**Task brief**
List all lines in the material below that contain "организуются".

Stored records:
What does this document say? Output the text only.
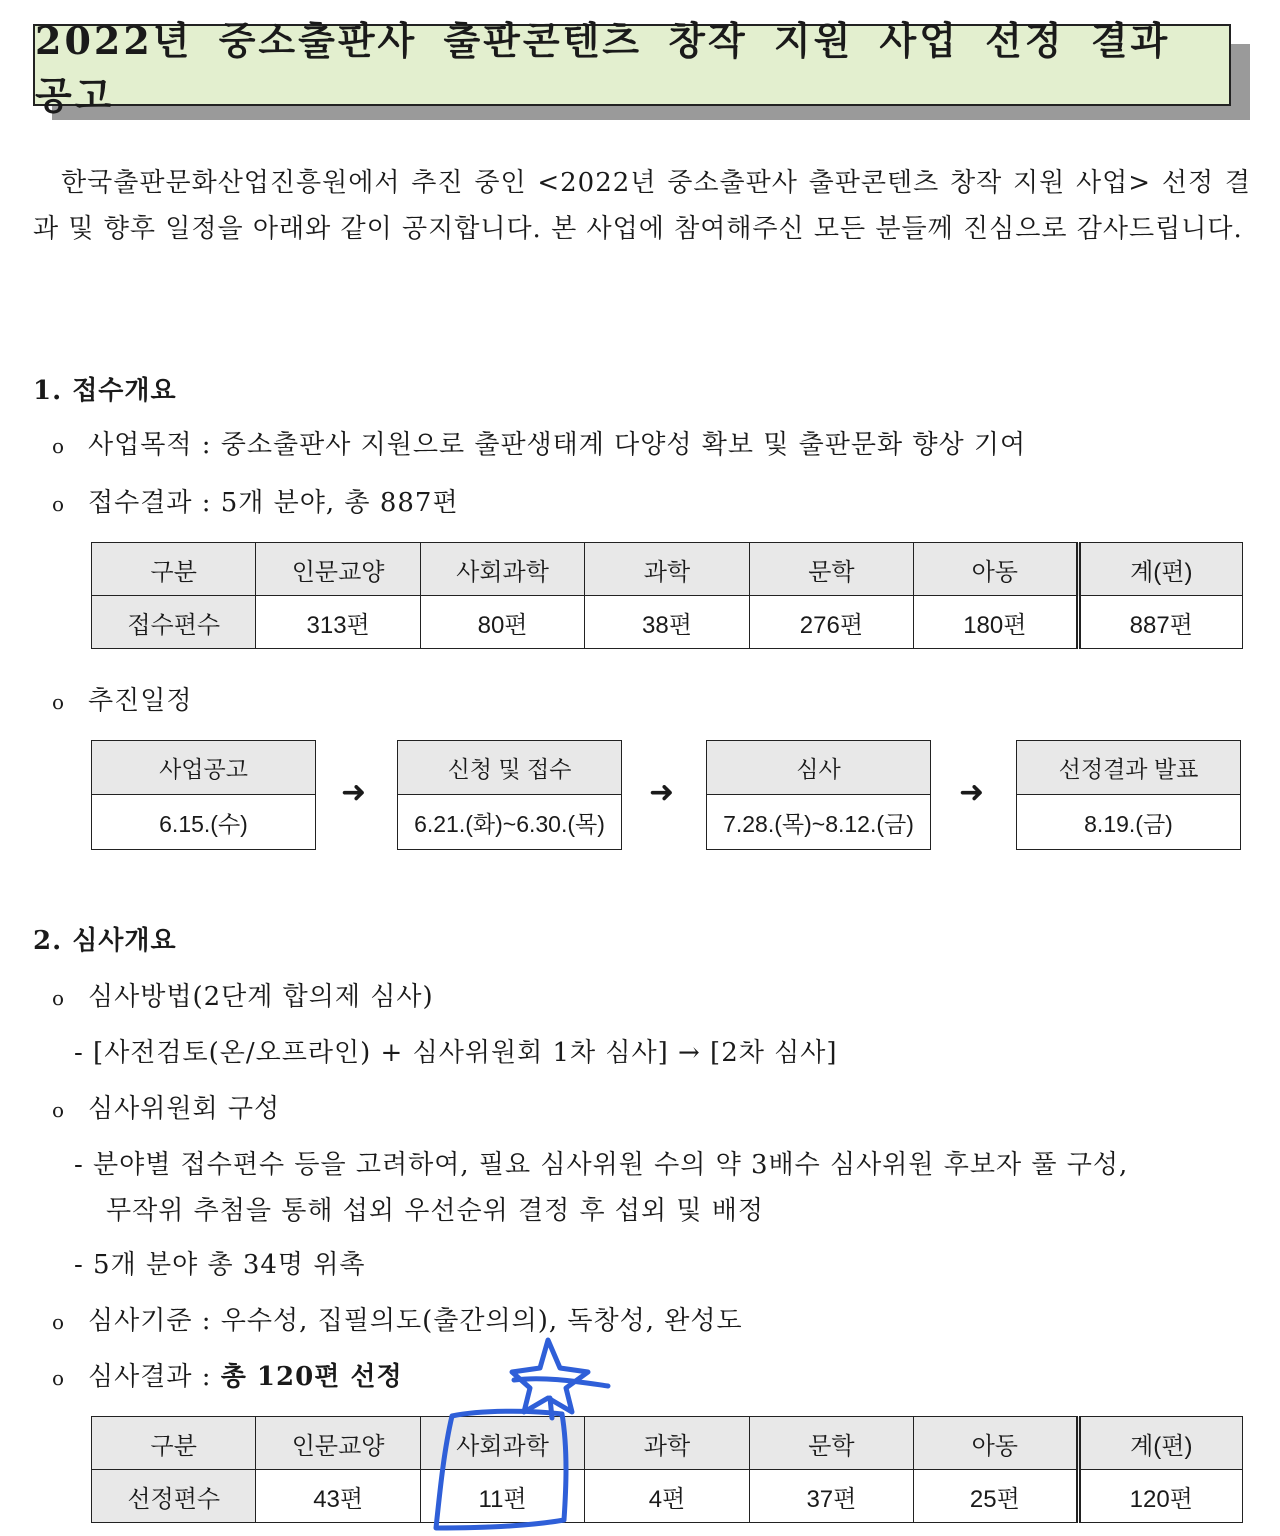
2022년 중소출판사 출판콘텐츠 창작 지원 사업 선정 결과 공고
한국출판문화산업진흥원에서 추진 중인 <2022년 중소출판사 출판콘텐츠 창작 지원 사업> 선정 결과 및 향후 일정을 아래와 같이 공지합니다. 본 사업에 참여해주신 모든 분들께 진심으로 감사드립니다.
1. 접수개요
o 사업목적 : 중소출판사 지원으로 출판생태계 다양성 확보 및 출판문화 향상 기여
o 접수결과 : 5개 분야, 총 887편
구분	인문교양	사회과학	과학	문학	아동	계(편)
접수편수	313편	80편	38편	276편	180편	887편
o 추진일정
사업공고
6.15.(수)
➜
신청 및 접수
6.21.(화)~6.30.(목)
➜
심사
7.28.(목)~8.12.(금)
➜
선정결과 발표
8.19.(금)
2. 심사개요
o 심사방법(2단계 합의제 심사)
- [사전검토(온/오프라인) + 심사위원회 1차 심사] → [2차 심사]
o 심사위원회 구성
- 분야별 접수편수 등을 고려하여, 필요 심사위원 수의 약 3배수 심사위원 후보자 풀 구성,
무작위 추첨을 통해 섭외 우선순위 결정 후 섭외 및 배정
- 5개 분야 총 34명 위촉
o 심사기준 : 우수성, 집필의도(출간의의), 독창성, 완성도
o 심사결과 : 총 120편 선정
구분	인문교양	사회과학	과학	문학	아동	계(편)
선정편수	43편	11편	4편	37편	25편	120편
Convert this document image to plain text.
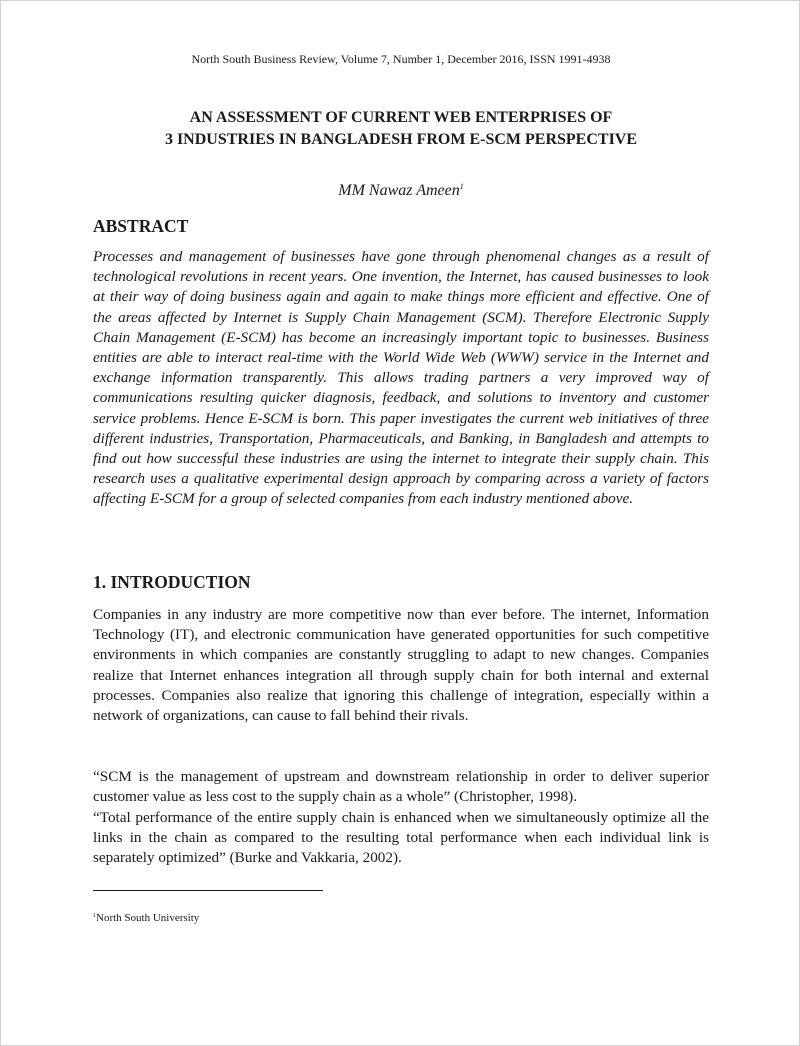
North South Business Review, Volume 7, Number 1, December 2016, ISSN 1991-4938
AN ASSESSMENT OF CURRENT WEB ENTERPRISES OF
3 INDUSTRIES IN BANGLADESH FROM E-SCM PERSPECTIVE
MM Nawaz Ameen$^1$
ABSTRACT

Processes and management of businesses have gone through phenomenal changes as a result of technological revolutions in recent years. One invention, the Internet, has caused businesses to look at their way of doing business again and again to make things more efficient and effective. One of the areas affected by Internet is Supply Chain Management (SCM). Therefore Electronic Supply Chain Management (E-SCM) has become an increasingly important topic to businesses. Business entities are able to interact real-time with the World Wide Web (WWW) service in the Internet and exchange information transparently. This allows trading partners a very improved way of communications resulting quicker diagnosis, feedback, and solutions to inventory and customer service problems. Hence E-SCM is born. This paper investigates the current web initiatives of three different industries, Transportation, Pharmaceuticals, and Banking, in Bangladesh and attempts to find out how successful these industries are using the internet to integrate their supply chain. This research uses a qualitative experimental design approach by comparing across a variety of factors affecting E-SCM for a group of selected companies from each industry mentioned above.

1. INTRODUCTION

Companies in any industry are more competitive now than ever before. The internet, Information Technology (IT), and electronic communication have generated opportunities for such competitive environments in which companies are constantly struggling to adapt to new changes. Companies realize that Internet enhances integration all through supply chain for both internal and external processes. Companies also realize that ignoring this challenge of integration, especially within a network of organizations, can cause to fall behind their rivals.

“SCM is the management of upstream and downstream relationship in order to deliver superior customer value as less cost to the supply chain as a whole” (Christopher, 1998).

“Total performance of the entire supply chain is enhanced when we simultaneously optimize all the links in the chain as compared to the resulting total performance when each individual link is separately optimized” (Burke and Vakkaria, 2002).

$^1$North South University
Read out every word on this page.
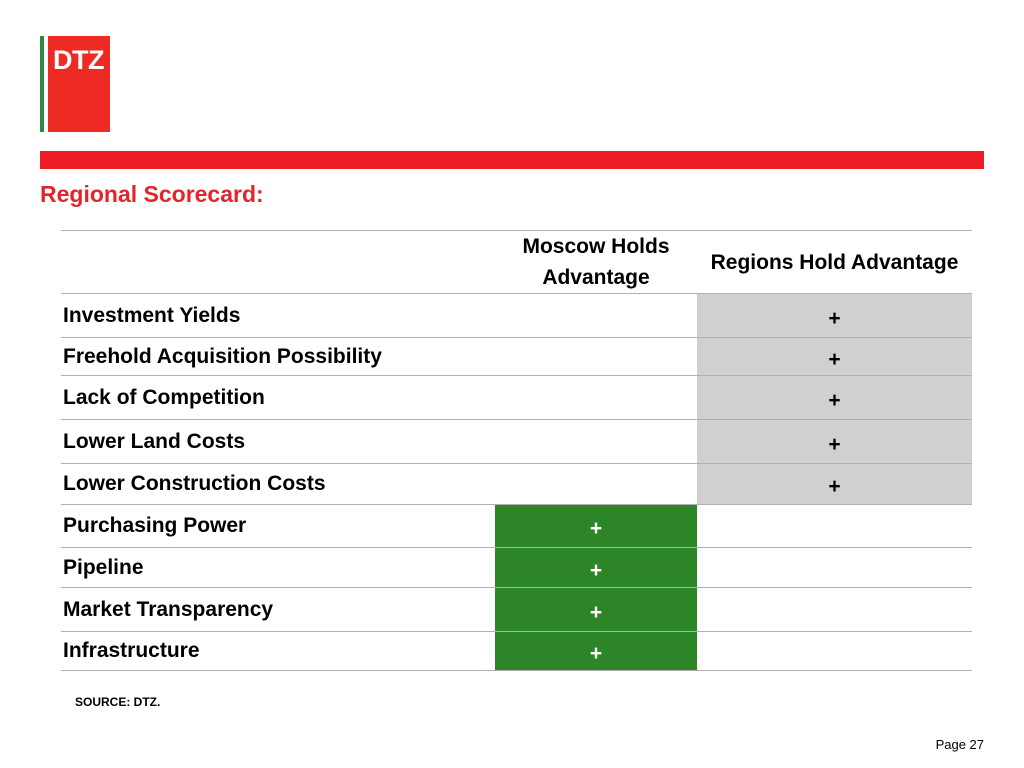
DTZ
Regional Scorecard:
	Moscow Holds Advantage	Regions Hold Advantage
Investment Yields		+
Freehold Acquisition Possibility		+
Lack of Competition		+
Lower Land Costs		+
Lower Construction Costs		+
Purchasing Power	+	
Pipeline	+	
Market Transparency	+	
Infrastructure	+	
SOURCE: DTZ.
Page 27
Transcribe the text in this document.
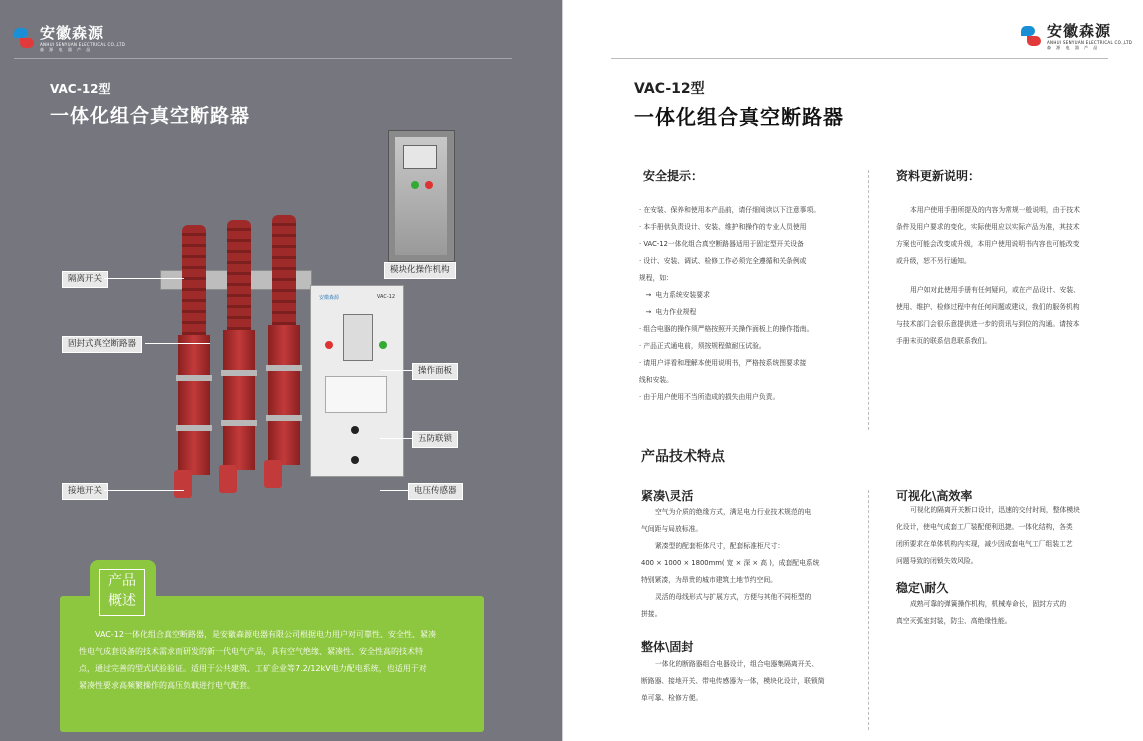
安徽森源
ANHUI SENYUAN ELECTRICAL CO.,LTD
森 源 电 器 产 品
VAC-12型
一体化组合真空断路器
安徽森源	VAC-12
隔离开关
固封式真空断路器
接地开关
模块化操作机构
操作面板
五防联锁
电压传感器
产品
概述
VAC-12一体化组合真空断路器，是安徽森源电器有限公司根据电力用户对可靠性、安全性、紧凑
性电气成套设备的技术需求而研发的新一代电气产品，具有空气绝缘、紧凑性、安全性高的技术特
点，通过完善的型式试验验证。适用于公共建筑、工矿企业等7.2/12kV电力配电系统，也适用于对
紧凑性要求高频繁操作的高压负载进行电气配套。
安徽森源
ANHUI SENYUAN ELECTRICAL CO.,LTD
森 源 电 器 产 品
VAC-12型
一体化组合真空断路器
安全提示：
· 在安装、保养和使用本产品前，请仔细阅读以下注意事项。
· 本手册供负责设计、安装、维护和操作的专业人员使用
· VAC-12一体化组合真空断路器适用于固定型开关设备
· 设计、安装、调试、检修工作必须完全遵循和关条例或
规程，如：
→  电力系统安装要求
→  电力作业规程
· 组合电器的操作须严格按照开关操作面板上的操作指南。
· 产品正式通电前，须按规程做耐压试验。
· 请用户详看和理解本使用说明书，严格按系统图要求接
线和安装。
· 由于用户使用不当所造成的损失由用户负责。
资料更新说明：
本用户使用手册所提及的内容为常规一般说明，由于技术
条件及用户要求的变化，实际使用应以实际产品为准，其技术
方案也可能会改变或升级，本用户使用说明书内容也可能改变
或升级，恕不另行通知。
用户如对此使用手册有任何疑问，或在产品设计、安装、
使用、维护、检修过程中有任何问题或建议，我们的服务机构
与技术部门会很乐意提供进一步的资讯与到位的沟通。请按本
手册末页的联系信息联系我们。
产品技术特点
紧凑\灵活
空气为介质的绝缘方式，满足电力行业技术规范的电
气间距与局放标准。
紧凑型的配套柜体尺寸，配套标准柜尺寸：
400 × 1000 × 1800mm( 宽 × 深 × 高 )，成套配电系统
特别紧凑，为昂贵的城市建筑土地节约空间。
灵活的母线形式与扩展方式，方便与其他不同柜型的
拼接。
整体\固封
一体化的断路器组合电器设计，组合电器集隔离开关、
断路器、接地开关、带电传感器为一体，模块化设计，联锁简
单可靠、检修方便。
可视化\高效率
可视化的隔离开关断口设计，迅速的交付时间，整体模块
化设计，使电气成套工厂装配便利迅捷。一体化结构，各类
闭所要求在单体机构内实现，减少因成套电气工厂组装工艺
问题导致的闭锁失效风险。
稳定\耐久
成熟可靠的弹簧操作机构，机械寿命长，固封方式的
真空灭弧室封装，防尘、高绝缘性能。
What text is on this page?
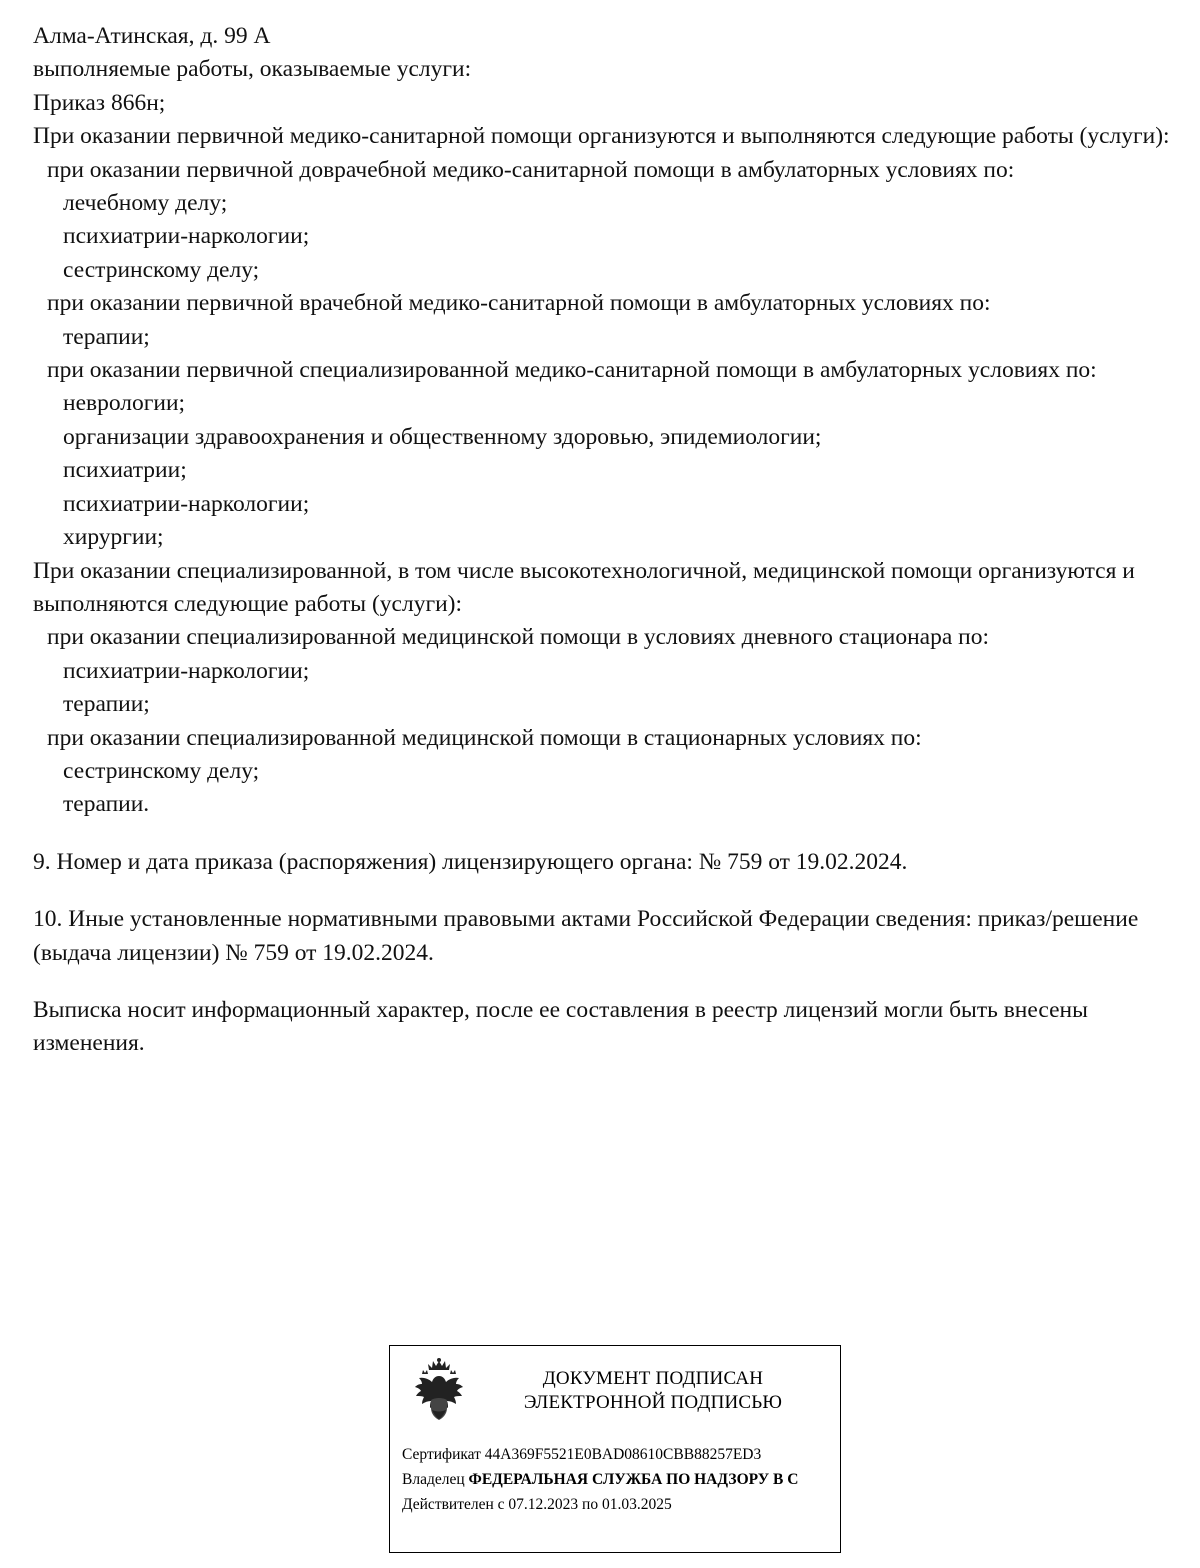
Алма-Атинская, д. 99 А
выполняемые работы, оказываемые услуги:
Приказ 866н;
При оказании первичной медико-санитарной помощи организуются и выполняются следующие работы (услуги):
при оказании первичной доврачебной медико-санитарной помощи в амбулаторных условиях по:
лечебному делу;
психиатрии-наркологии;
сестринскому делу;
при оказании первичной врачебной медико-санитарной помощи в амбулаторных условиях по:
терапии;
при оказании первичной специализированной медико-санитарной помощи в амбулаторных условиях по:
неврологии;
организации здравоохранения и общественному здоровью, эпидемиологии;
психиатрии;
психиатрии-наркологии;
хирургии;
При оказании специализированной, в том числе высокотехнологичной, медицинской помощи организуются и выполняются следующие работы (услуги):
при оказании специализированной медицинской помощи в условиях дневного стационара по:
психиатрии-наркологии;
терапии;
при оказании специализированной медицинской помощи в стационарных условиях по:
сестринскому делу;
терапии.
9. Номер и дата приказа (распоряжения) лицензирующего органа: № 759 от 19.02.2024.
10. Иные установленные нормативными правовыми актами Российской Федерации сведения: приказ/решение (выдача лицензии) № 759 от 19.02.2024.
Выписка носит информационный характер, после ее составления в реестр лицензий могли быть внесены изменения.
ДОКУМЕНТ ПОДПИСАН
ЭЛЕКТРОННОЙ ПОДПИСЬЮ
Сертификат 44A369F5521E0BAD08610CBB88257ED3
Владелец ФЕДЕРАЛЬНАЯ СЛУЖБА ПО НАДЗОРУ В С
Действителен с 07.12.2023 по 01.03.2025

**Complete output**
При оказании первичной медико-санитарной помощи организуются и выполняются следующие работы (услуги):
При оказании специализированной, в том числе высокотехнологичной, медицинской помощи организуются и выполняются следующие работы (услуги):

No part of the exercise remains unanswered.